** BEGIN LISTED ENTRIES **

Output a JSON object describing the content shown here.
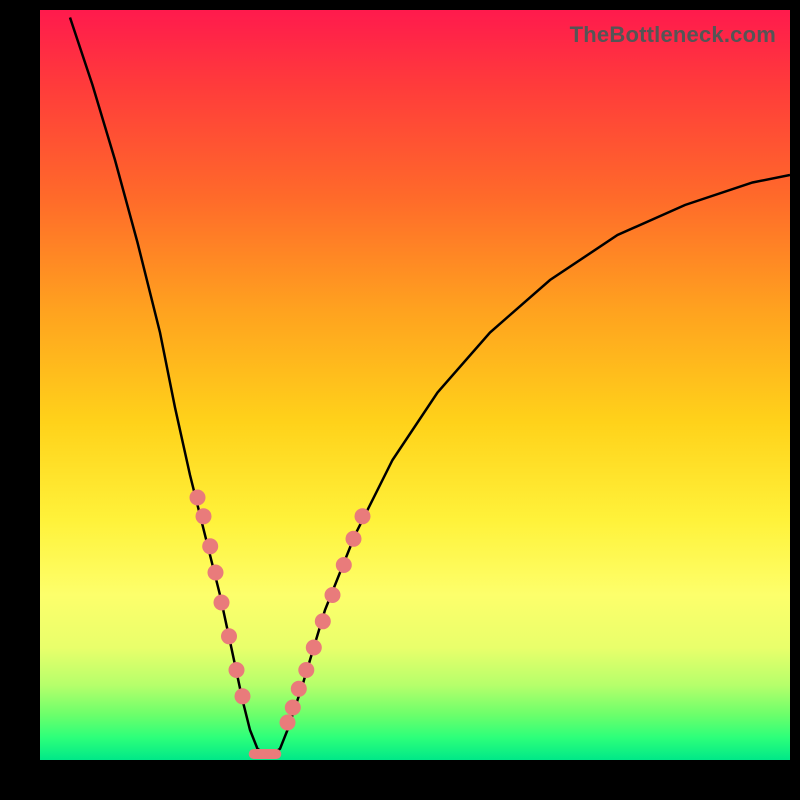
{
  "watermark": "TheBottleneck.com",
  "chart_data": {
    "type": "line",
    "title": "",
    "xlabel": "",
    "ylabel": "",
    "xlim": [
      0,
      100
    ],
    "ylim": [
      0,
      100
    ],
    "grid": false,
    "legend": false,
    "curve_points": [
      {
        "x": 4,
        "y": 99
      },
      {
        "x": 7,
        "y": 90
      },
      {
        "x": 10,
        "y": 80
      },
      {
        "x": 13,
        "y": 69
      },
      {
        "x": 16,
        "y": 57
      },
      {
        "x": 18,
        "y": 47
      },
      {
        "x": 20,
        "y": 38
      },
      {
        "x": 22,
        "y": 30
      },
      {
        "x": 24,
        "y": 22
      },
      {
        "x": 25.5,
        "y": 15
      },
      {
        "x": 27,
        "y": 8
      },
      {
        "x": 28,
        "y": 4
      },
      {
        "x": 29,
        "y": 1.5
      },
      {
        "x": 30,
        "y": 0.8
      },
      {
        "x": 31,
        "y": 0.8
      },
      {
        "x": 32,
        "y": 1.5
      },
      {
        "x": 33,
        "y": 4
      },
      {
        "x": 35,
        "y": 10
      },
      {
        "x": 38,
        "y": 20
      },
      {
        "x": 42,
        "y": 30
      },
      {
        "x": 47,
        "y": 40
      },
      {
        "x": 53,
        "y": 49
      },
      {
        "x": 60,
        "y": 57
      },
      {
        "x": 68,
        "y": 64
      },
      {
        "x": 77,
        "y": 70
      },
      {
        "x": 86,
        "y": 74
      },
      {
        "x": 95,
        "y": 77
      },
      {
        "x": 100,
        "y": 78
      }
    ],
    "markers_left": [
      {
        "x": 21.0,
        "y": 35.0
      },
      {
        "x": 21.8,
        "y": 32.5
      },
      {
        "x": 22.7,
        "y": 28.5
      },
      {
        "x": 23.4,
        "y": 25.0
      },
      {
        "x": 24.2,
        "y": 21.0
      },
      {
        "x": 25.2,
        "y": 16.5
      },
      {
        "x": 26.2,
        "y": 12.0
      },
      {
        "x": 27.0,
        "y": 8.5
      }
    ],
    "markers_right": [
      {
        "x": 33.0,
        "y": 5.0
      },
      {
        "x": 33.7,
        "y": 7.0
      },
      {
        "x": 34.5,
        "y": 9.5
      },
      {
        "x": 35.5,
        "y": 12.0
      },
      {
        "x": 36.5,
        "y": 15.0
      },
      {
        "x": 37.7,
        "y": 18.5
      },
      {
        "x": 39.0,
        "y": 22.0
      },
      {
        "x": 40.5,
        "y": 26.0
      },
      {
        "x": 41.8,
        "y": 29.5
      },
      {
        "x": 43.0,
        "y": 32.5
      }
    ],
    "bottom_segment": {
      "x0": 28.5,
      "x1": 31.5,
      "y": 0.8
    },
    "marker_color": "#e97b7b",
    "marker_radius_px": 8
  }
}
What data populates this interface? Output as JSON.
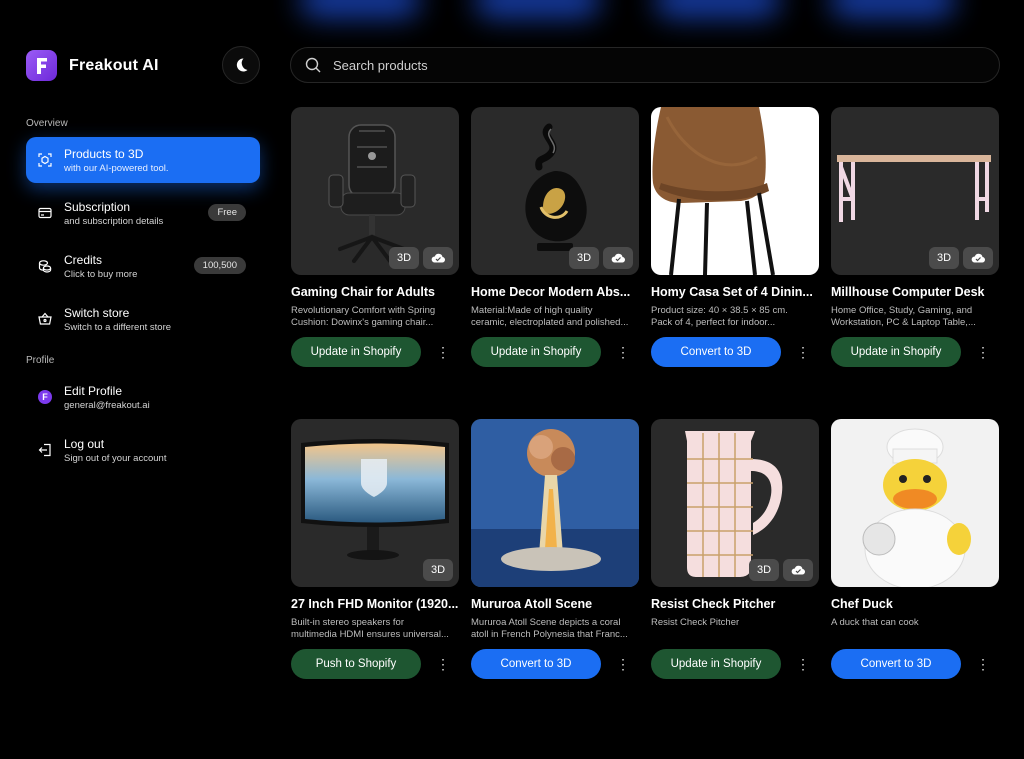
{
  "app": {
    "name": "Freakout AI",
    "logo_letter": "F"
  },
  "sidebar": {
    "overview_label": "Overview",
    "profile_label": "Profile",
    "items": [
      {
        "title": "Products to 3D",
        "subtitle": "with our AI-powered tool.",
        "icon": "cube-scan-icon",
        "active": true
      },
      {
        "title": "Subscription",
        "subtitle": "and subscription details",
        "icon": "credit-card-icon",
        "badge": "Free"
      },
      {
        "title": "Credits",
        "subtitle": "Click to buy more",
        "icon": "coins-icon",
        "badge": "100,500"
      },
      {
        "title": "Switch store",
        "subtitle": "Switch to a different store",
        "icon": "basket-icon"
      }
    ],
    "profile": {
      "title": "Edit Profile",
      "subtitle": "general@freakout.ai",
      "avatar_letter": "F"
    },
    "logout": {
      "title": "Log out",
      "subtitle": "Sign out of your account",
      "icon": "logout-icon"
    }
  },
  "search": {
    "placeholder": "Search products"
  },
  "badge_3d": "3D",
  "products": [
    {
      "title": "Gaming Chair for Adults",
      "desc1": "Revolutionary Comfort with Spring",
      "desc2": "Cushion: Dowinx's gaming chair...",
      "button": "Update in Shopify",
      "button_style": "green",
      "badges": [
        "3D",
        "cloud-check"
      ]
    },
    {
      "title": "Home Decor Modern Abs...",
      "desc1": "Material:Made of high quality",
      "desc2": "ceramic, electroplated and polished...",
      "button": "Update in Shopify",
      "button_style": "green",
      "badges": [
        "3D",
        "cloud-check"
      ]
    },
    {
      "title": "Homy Casa Set of 4 Dinin...",
      "desc1": "Product size: 40 × 38.5 × 85 cm.",
      "desc2": "Pack of 4, perfect for indoor...",
      "button": "Convert to 3D",
      "button_style": "blue",
      "badges": []
    },
    {
      "title": "Millhouse Computer Desk",
      "desc1": "Home Office, Study, Gaming, and",
      "desc2": "Workstation, PC & Laptop Table,...",
      "button": "Update in Shopify",
      "button_style": "green",
      "badges": [
        "3D",
        "cloud-check"
      ]
    },
    {
      "title": "27 Inch FHD Monitor (1920...",
      "desc1": "Built-in stereo speakers for",
      "desc2": "multimedia HDMI ensures universal...",
      "button": "Push to Shopify",
      "button_style": "green",
      "badges": [
        "3D"
      ]
    },
    {
      "title": "Mururoa Atoll Scene",
      "desc1": "Mururoa Atoll Scene depicts a coral",
      "desc2": "atoll in French Polynesia that Franc...",
      "button": "Convert to 3D",
      "button_style": "blue",
      "badges": []
    },
    {
      "title": "Resist Check Pitcher",
      "desc1": "Resist Check Pitcher",
      "desc2": "",
      "button": "Update in Shopify",
      "button_style": "green",
      "badges": [
        "3D",
        "cloud-check"
      ]
    },
    {
      "title": "Chef Duck",
      "desc1": "A duck that can cook",
      "desc2": "",
      "button": "Convert to 3D",
      "button_style": "blue",
      "badges": []
    }
  ],
  "more_glyph": "⋮"
}
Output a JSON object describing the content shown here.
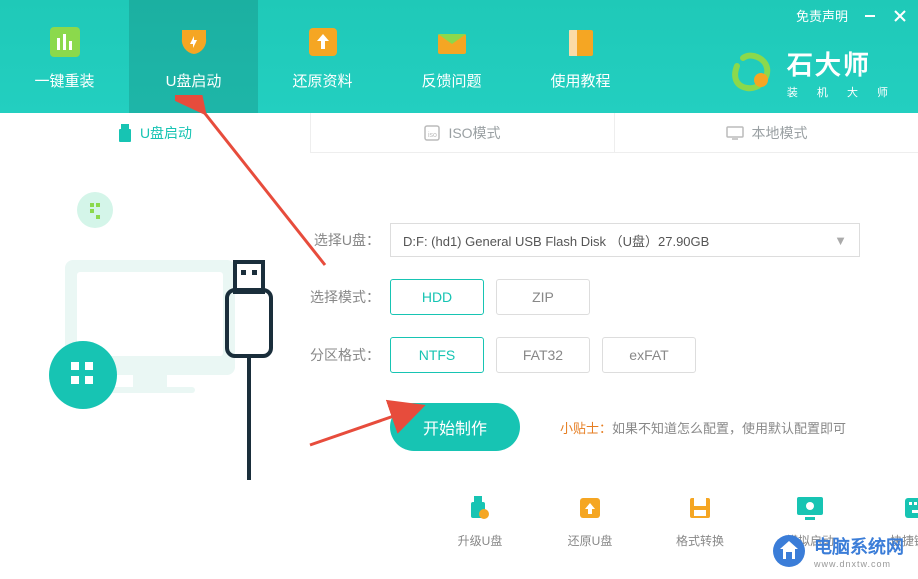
{
  "titlebar": {
    "disclaimer": "免责声明"
  },
  "logo": {
    "title": "石大师",
    "subtitle": "装 机 大 师"
  },
  "nav": {
    "items": [
      {
        "label": "一键重装"
      },
      {
        "label": "U盘启动"
      },
      {
        "label": "还原资料"
      },
      {
        "label": "反馈问题"
      },
      {
        "label": "使用教程"
      }
    ]
  },
  "subnav": {
    "items": [
      {
        "label": "U盘启动"
      },
      {
        "label": "ISO模式"
      },
      {
        "label": "本地模式"
      }
    ]
  },
  "form": {
    "usb_label": "选择U盘：",
    "usb_value": "D:F: (hd1) General USB Flash Disk （U盘）27.90GB",
    "mode_label": "选择模式：",
    "mode_options": [
      "HDD",
      "ZIP"
    ],
    "fs_label": "分区格式：",
    "fs_options": [
      "NTFS",
      "FAT32",
      "exFAT"
    ],
    "mode_selected": "HDD",
    "fs_selected": "NTFS"
  },
  "action": {
    "start": "开始制作",
    "tip_label": "小贴士：",
    "tip_text": "如果不知道怎么配置，使用默认配置即可"
  },
  "tools": [
    {
      "label": "升级U盘",
      "color": "#17c4b3"
    },
    {
      "label": "还原U盘",
      "color": "#f5a623"
    },
    {
      "label": "格式转换",
      "color": "#f5a623"
    },
    {
      "label": "模拟启动",
      "color": "#17c4b3"
    },
    {
      "label": "快捷键查询",
      "color": "#17c4b3"
    }
  ],
  "watermark": {
    "title": "电脑系统网",
    "url": "www.dnxtw.com"
  }
}
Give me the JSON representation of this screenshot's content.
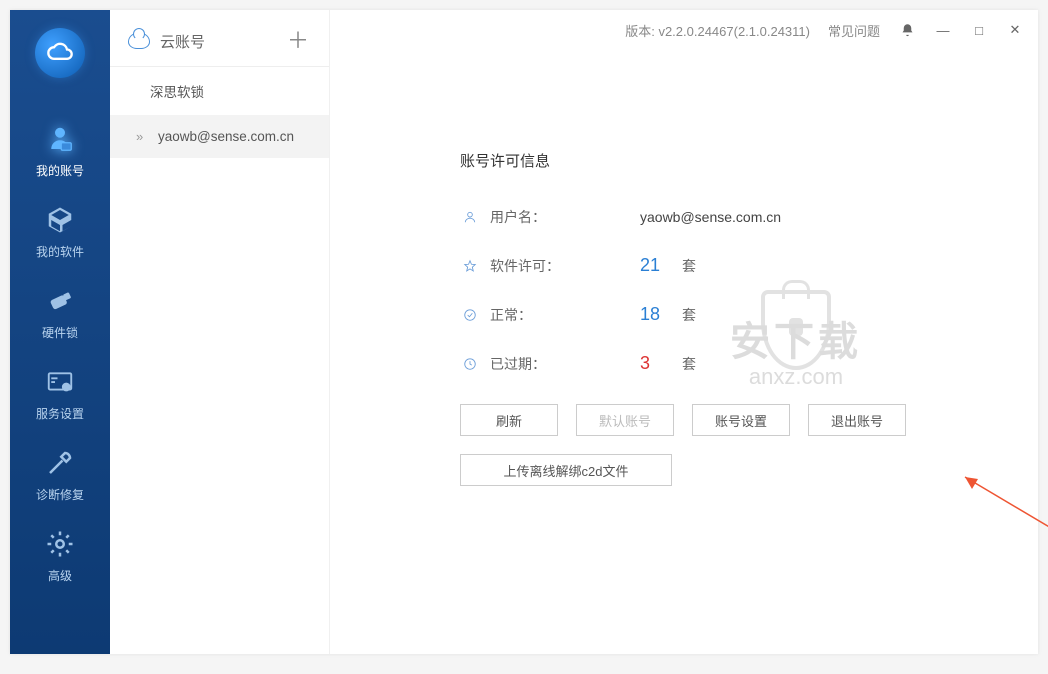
{
  "titlebar": {
    "version_prefix": "版本: ",
    "version": "v2.2.0.24467(2.1.0.24311)",
    "faq": "常见问题"
  },
  "nav": {
    "items": [
      {
        "label": "我的账号",
        "icon": "account"
      },
      {
        "label": "我的软件",
        "icon": "software"
      },
      {
        "label": "硬件锁",
        "icon": "dongle"
      },
      {
        "label": "服务设置",
        "icon": "service"
      },
      {
        "label": "诊断修复",
        "icon": "repair"
      },
      {
        "label": "高级",
        "icon": "advanced"
      }
    ]
  },
  "side": {
    "title": "云账号",
    "items": [
      {
        "label": "深思软锁"
      },
      {
        "label": "yaowb@sense.com.cn"
      }
    ]
  },
  "info": {
    "title": "账号许可信息",
    "username_label": "用户名：",
    "username_value": "yaowb@sense.com.cn",
    "license_label": "软件许可：",
    "license_value": "21",
    "normal_label": "正常：",
    "normal_value": "18",
    "expired_label": "已过期：",
    "expired_value": "3",
    "unit": "套"
  },
  "buttons": {
    "refresh": "刷新",
    "default_account": "默认账号",
    "account_settings": "账号设置",
    "logout": "退出账号",
    "upload_c2d": "上传离线解绑c2d文件"
  },
  "watermark": {
    "big": "安下载",
    "url": "anxz.com"
  }
}
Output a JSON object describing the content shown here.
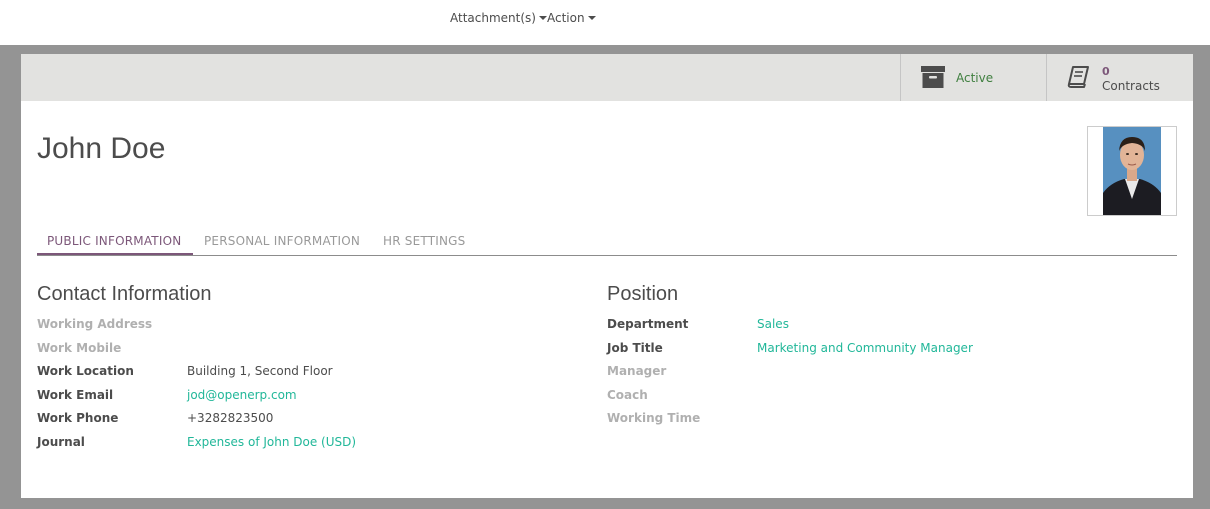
{
  "topbar": {
    "attachments_label": "Attachment(s)",
    "action_label": "Action"
  },
  "buttonbox": {
    "active": {
      "label": "Active",
      "icon": "archive-icon"
    },
    "contracts": {
      "count": "0",
      "label": "Contracts",
      "icon": "book-icon"
    }
  },
  "employee": {
    "name": "John Doe",
    "photo": "employee-photo"
  },
  "tabs": [
    {
      "label": "PUBLIC INFORMATION",
      "active": true
    },
    {
      "label": "PERSONAL INFORMATION",
      "active": false
    },
    {
      "label": "HR SETTINGS",
      "active": false
    }
  ],
  "contact": {
    "title": "Contact Information",
    "fields": [
      {
        "label": "Working Address",
        "value": ""
      },
      {
        "label": "Work Mobile",
        "value": ""
      },
      {
        "label": "Work Location",
        "value": "Building 1, Second Floor"
      },
      {
        "label": "Work Email",
        "value": "jod@openerp.com"
      },
      {
        "label": "Work Phone",
        "value": "+3282823500"
      },
      {
        "label": "Journal",
        "value": "Expenses of John Doe (USD)"
      }
    ]
  },
  "position": {
    "title": "Position",
    "fields": [
      {
        "label": "Department",
        "value": "Sales"
      },
      {
        "label": "Job Title",
        "value": "Marketing and Community Manager"
      },
      {
        "label": "Manager",
        "value": ""
      },
      {
        "label": "Coach",
        "value": ""
      },
      {
        "label": "Working Time",
        "value": ""
      }
    ]
  },
  "colors": {
    "accent": "#7c5779",
    "link": "#21b799",
    "active_status": "#3f7f3f",
    "muted_label": "#b0b0b0",
    "text": "#4c4c4c"
  }
}
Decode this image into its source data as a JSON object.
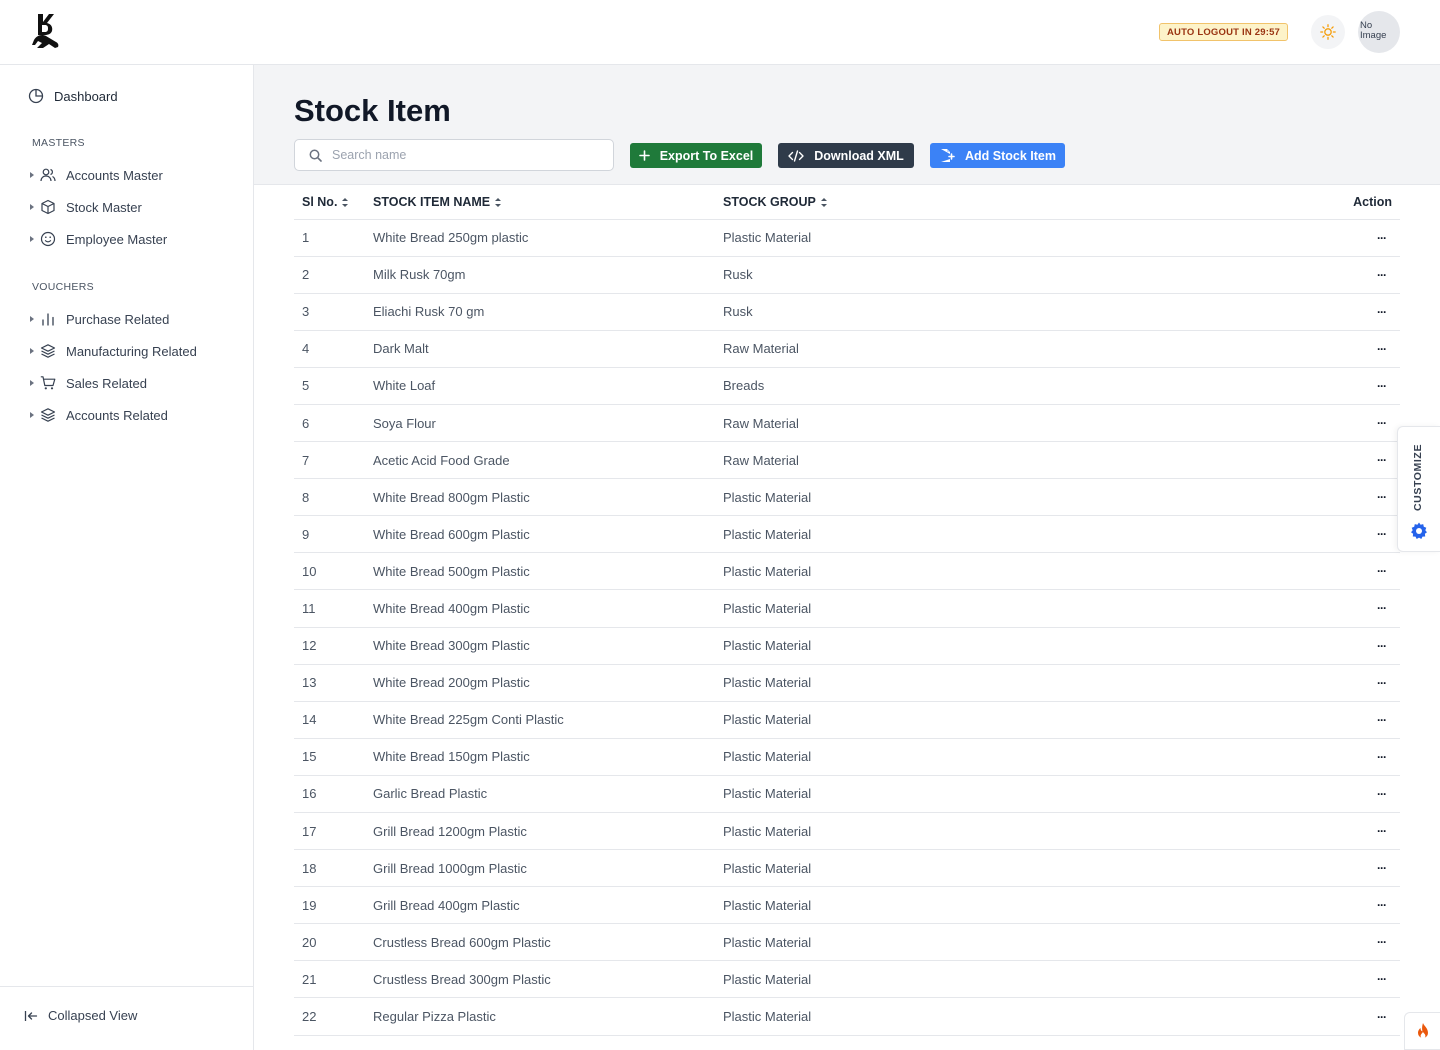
{
  "header": {
    "auto_logout": "AUTO LOGOUT IN 29:57",
    "avatar_text_line1": "No",
    "avatar_text_line2": "Image"
  },
  "sidebar": {
    "dashboard": "Dashboard",
    "masters_label": "MASTERS",
    "masters": [
      "Accounts Master",
      "Stock Master",
      "Employee Master"
    ],
    "vouchers_label": "VOUCHERS",
    "vouchers": [
      "Purchase Related",
      "Manufacturing Related",
      "Sales Related",
      "Accounts Related"
    ],
    "collapse": "Collapsed View"
  },
  "page": {
    "title": "Stock Item",
    "search_placeholder": "Search name",
    "search_value": "",
    "export_label": "Export To Excel",
    "xml_label": "Download XML",
    "add_label": "Add Stock Item"
  },
  "table": {
    "columns": [
      "Sl No.",
      "STOCK ITEM NAME",
      "STOCK GROUP",
      "Action"
    ],
    "action_glyph": "···",
    "rows": [
      [
        "1",
        "White Bread 250gm plastic",
        "Plastic Material"
      ],
      [
        "2",
        "Milk Rusk 70gm",
        "Rusk"
      ],
      [
        "3",
        "Eliachi Rusk 70 gm",
        "Rusk"
      ],
      [
        "4",
        "Dark Malt",
        "Raw Material"
      ],
      [
        "5",
        "White Loaf",
        "Breads"
      ],
      [
        "6",
        "Soya Flour",
        "Raw Material"
      ],
      [
        "7",
        "Acetic Acid Food Grade",
        "Raw Material"
      ],
      [
        "8",
        "White Bread 800gm Plastic",
        "Plastic Material"
      ],
      [
        "9",
        "White Bread 600gm Plastic",
        "Plastic Material"
      ],
      [
        "10",
        "White Bread 500gm Plastic",
        "Plastic Material"
      ],
      [
        "11",
        "White Bread 400gm Plastic",
        "Plastic Material"
      ],
      [
        "12",
        "White Bread 300gm Plastic",
        "Plastic Material"
      ],
      [
        "13",
        "White Bread 200gm Plastic",
        "Plastic Material"
      ],
      [
        "14",
        "White Bread 225gm Conti Plastic",
        "Plastic Material"
      ],
      [
        "15",
        "White Bread 150gm Plastic",
        "Plastic Material"
      ],
      [
        "16",
        "Garlic Bread Plastic",
        "Plastic Material"
      ],
      [
        "17",
        "Grill Bread 1200gm Plastic",
        "Plastic Material"
      ],
      [
        "18",
        "Grill Bread 1000gm Plastic",
        "Plastic Material"
      ],
      [
        "19",
        "Grill Bread 400gm Plastic",
        "Plastic Material"
      ],
      [
        "20",
        "Crustless Bread 600gm Plastic",
        "Plastic Material"
      ],
      [
        "21",
        "Crustless Bread 300gm Plastic",
        "Plastic Material"
      ],
      [
        "22",
        "Regular Pizza Plastic",
        "Plastic Material"
      ]
    ]
  },
  "floating": {
    "customize": "CUSTOMIZE"
  },
  "colors": {
    "excel": "#1f7a3a",
    "xml": "#2f3b4a",
    "add": "#3b82f6",
    "badge_bg": "#fdf3c9",
    "gear": "#2563eb",
    "fire": "#ea580c"
  }
}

** END LISTED ENTRIES **

- AIM OF THE EXERCISE -
Some lines of the records may hold the word "this". How many do? Answer with a number and nothing else.

- EXERCISE ANSWER -
3